Data records:
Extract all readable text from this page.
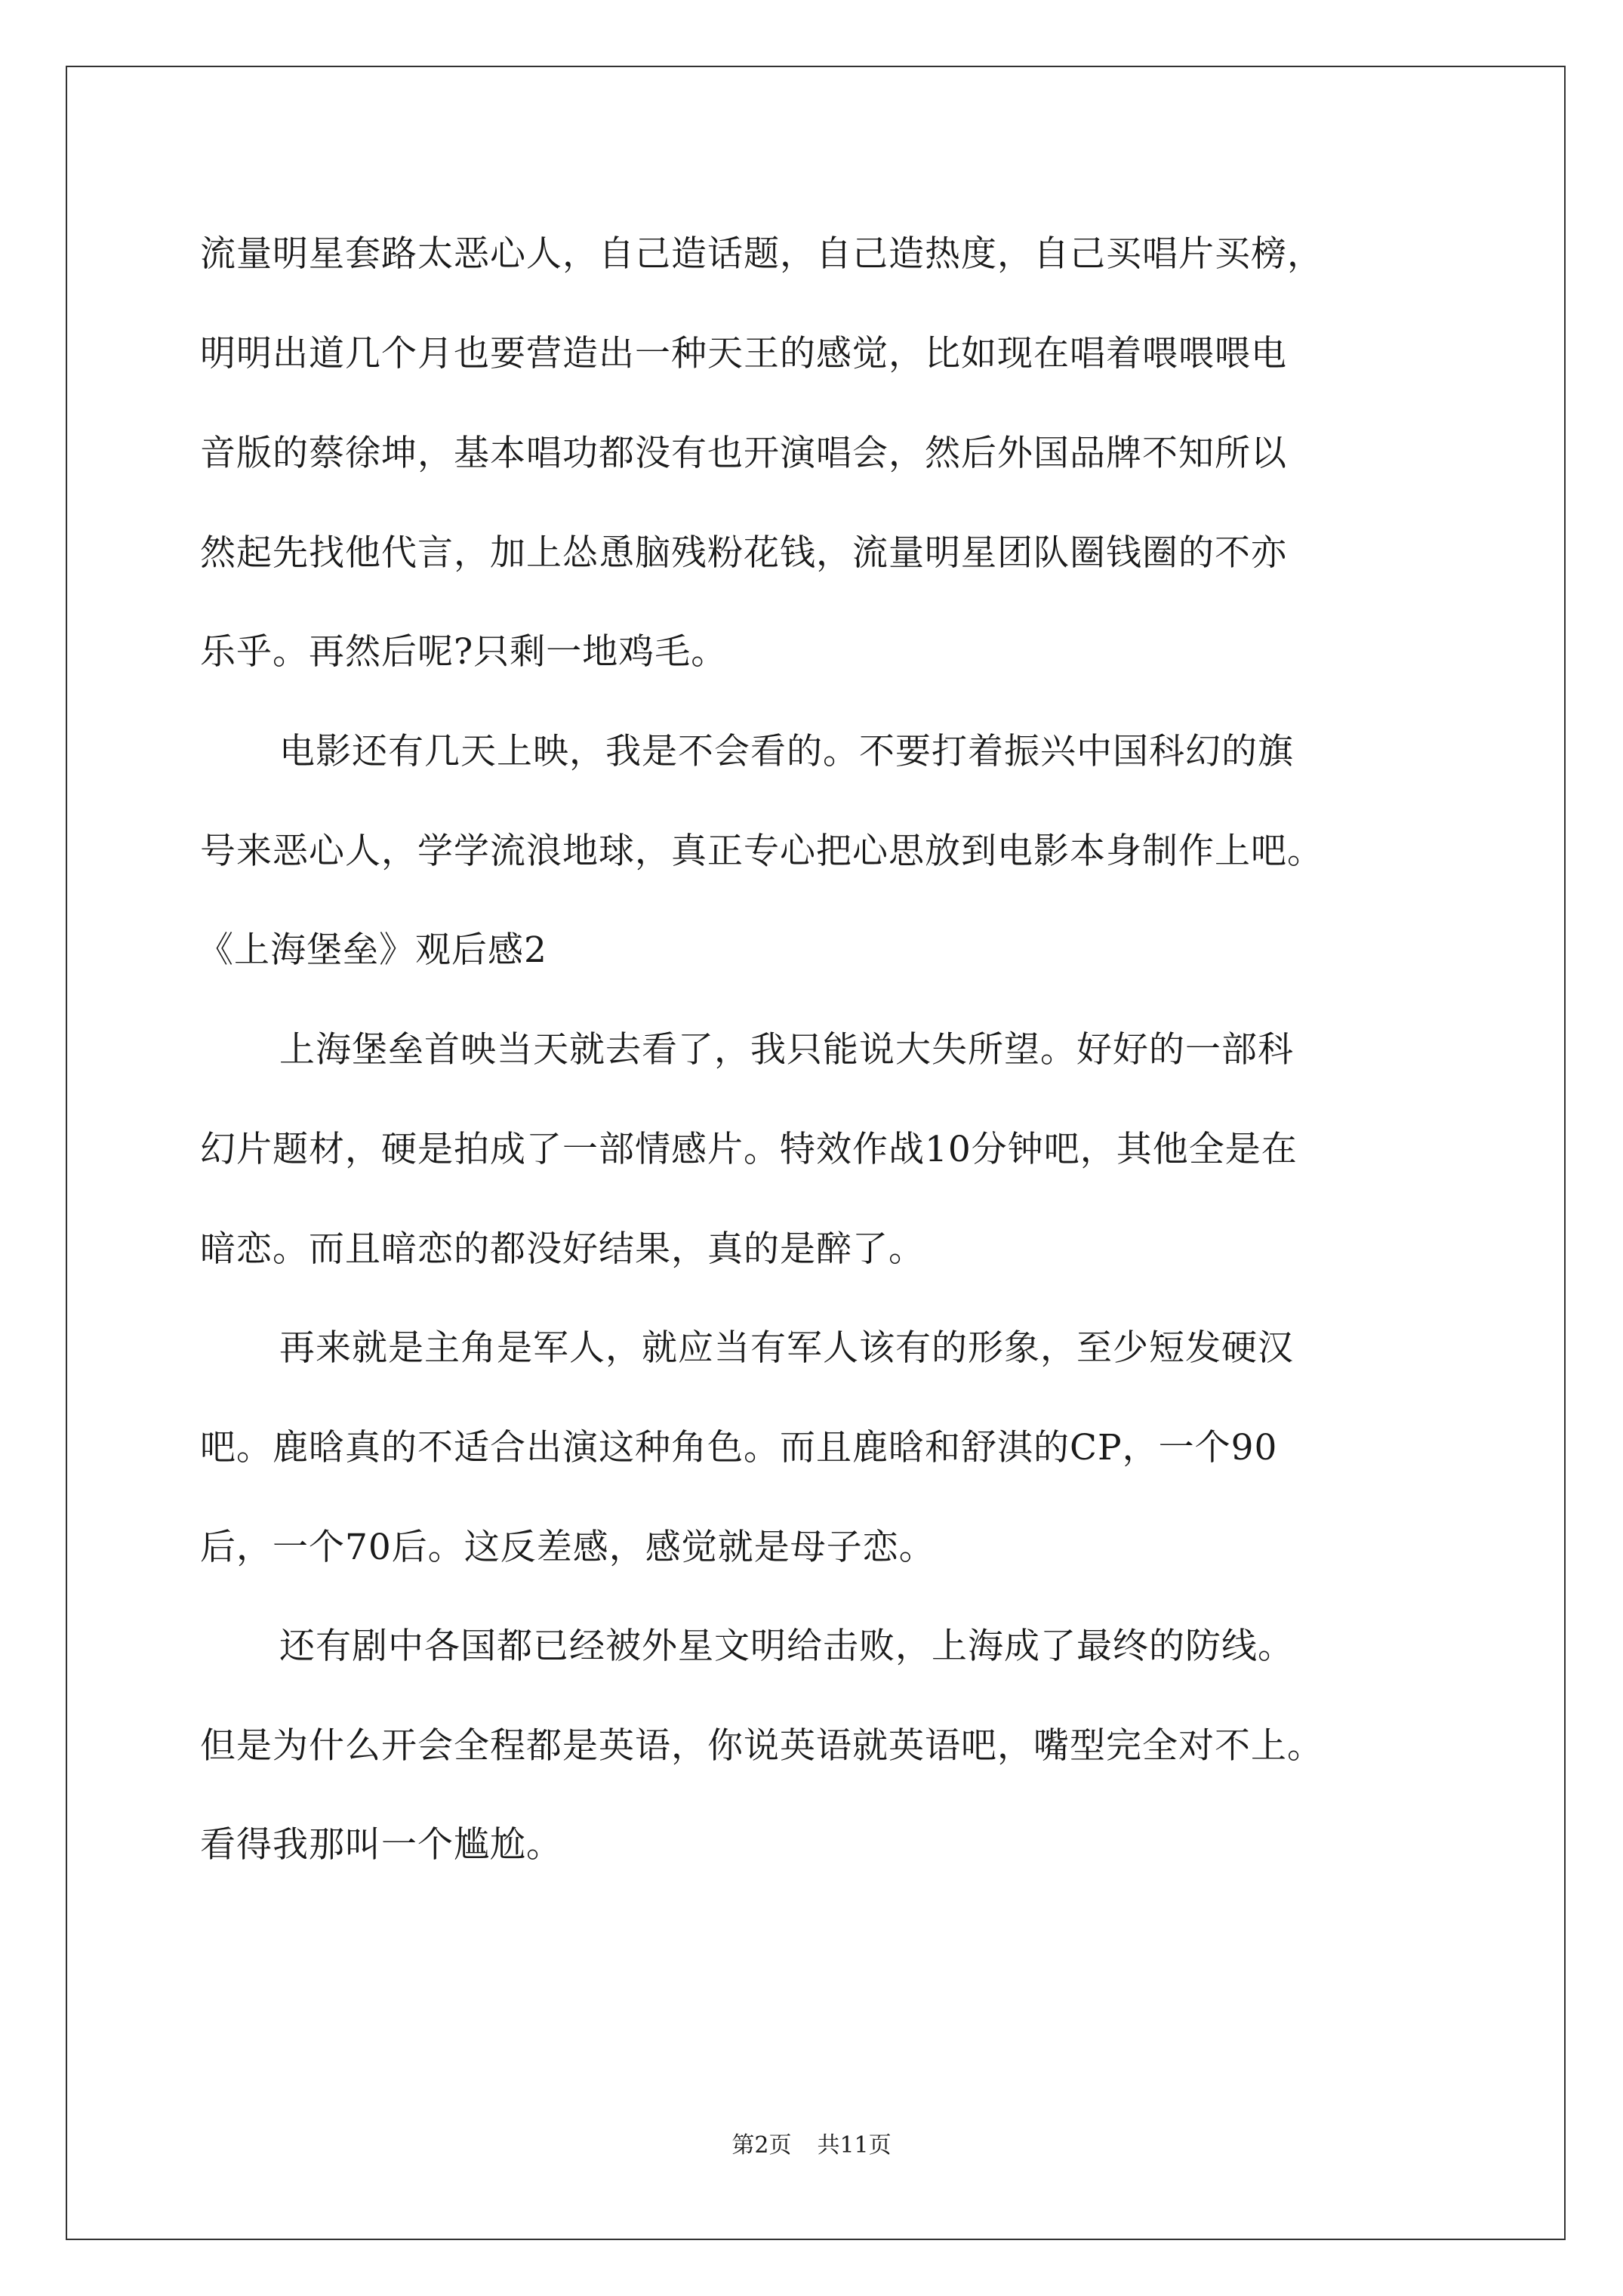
流量明星套路太恶心人，自己造话题，自己造热度，自己买唱片买榜，
明明出道几个月也要营造出一种天王的感觉，比如现在唱着喂喂喂电
音版的蔡徐坤，基本唱功都没有也开演唱会，然后外国品牌不知所以
然起先找他代言，加上怂恿脑残粉花钱，流量明星团队圈钱圈的不亦
乐乎。再然后呢?只剩一地鸡毛。
电影还有几天上映，我是不会看的。不要打着振兴中国科幻的旗
号来恶心人，学学流浪地球，真正专心把心思放到电影本身制作上吧。
《上海堡垒》观后感2
上海堡垒首映当天就去看了，我只能说大失所望。好好的一部科
幻片题材，硬是拍成了一部情感片。特效作战10分钟吧，其他全是在
暗恋。而且暗恋的都没好结果，真的是醉了。
再来就是主角是军人，就应当有军人该有的形象，至少短发硬汉
吧。鹿晗真的不适合出演这种角色。而且鹿晗和舒淇的CP，一个90
后，一个70后。这反差感，感觉就是母子恋。
还有剧中各国都已经被外星文明给击败，上海成了最终的防线。
但是为什么开会全程都是英语，你说英语就英语吧，嘴型完全对不上。
看得我那叫一个尴尬。
第2页 共11页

■ GOAL OF THE EXERCISE ■
Print out the whole of the material word for word, without pictures.

■ ANSWER TO THIS EXERCISE ■
Extract all readable text from this page.
流量明星套路太恶心人，自己造话题，自己造热度，自己买唱片买榜，
明明出道几个月也要营造出一种天王的感觉，比如现在唱着喂喂喂电
音版的蔡徐坤，基本唱功都没有也开演唱会，然后外国品牌不知所以
然起先找他代言，加上怂恿脑残粉花钱，流量明星团队圈钱圈的不亦
乐乎。再然后呢?只剩一地鸡毛。
电影还有几天上映，我是不会看的。不要打着振兴中国科幻的旗
号来恶心人，学学流浪地球，真正专心把心思放到电影本身制作上吧。
《上海堡垒》观后感2
上海堡垒首映当天就去看了，我只能说大失所望。好好的一部科
幻片题材，硬是拍成了一部情感片。特效作战10分钟吧，其他全是在
暗恋。而且暗恋的都没好结果，真的是醉了。
再来就是主角是军人，就应当有军人该有的形象，至少短发硬汉
吧。鹿晗真的不适合出演这种角色。而且鹿晗和舒淇的CP，一个90
后，一个70后。这反差感，感觉就是母子恋。
还有剧中各国都已经被外星文明给击败，上海成了最终的防线。
但是为什么开会全程都是英语，你说英语就英语吧，嘴型完全对不上。
看得我那叫一个尴尬。
第2页 共11页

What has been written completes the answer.